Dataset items
----
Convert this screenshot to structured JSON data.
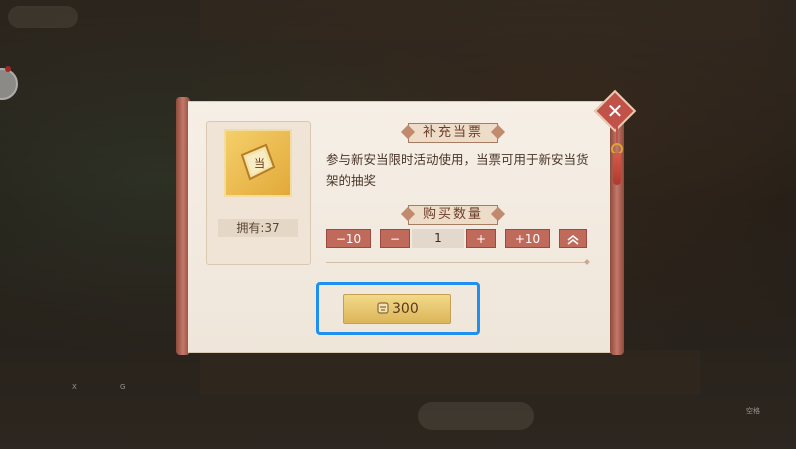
{
  "background": {
    "top_tab": "",
    "hint_x": "X",
    "hint_g": "G",
    "hint_space": "空格"
  },
  "dialog": {
    "title": "补充当票",
    "description": "参与新安当限时活动使用，当票可用于新安当货架的抽奖",
    "item": {
      "icon": "ticket-icon",
      "owned_label": "拥有:37"
    },
    "quantity": {
      "title": "购买数量",
      "minus10_label": "−10",
      "minus_label": "−",
      "value": "1",
      "plus_label": "+",
      "plus10_label": "+10",
      "max_icon": "double-chevron-up-icon"
    },
    "buy_button": {
      "price": "300",
      "icon": "coin-icon"
    },
    "close_icon": "close-icon"
  },
  "colors": {
    "highlight": "#1f8ff0",
    "accent_red": "#c06a5c",
    "gold": "#e2a93a"
  }
}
----
Where a line above holds the string "icon", show that line.

COMPLETED EXERCISE ::
      "icon": "ticket-icon",
      "max_icon": "double-chevron-up-icon"
      "icon": "coin-icon"
    "close_icon": "close-icon"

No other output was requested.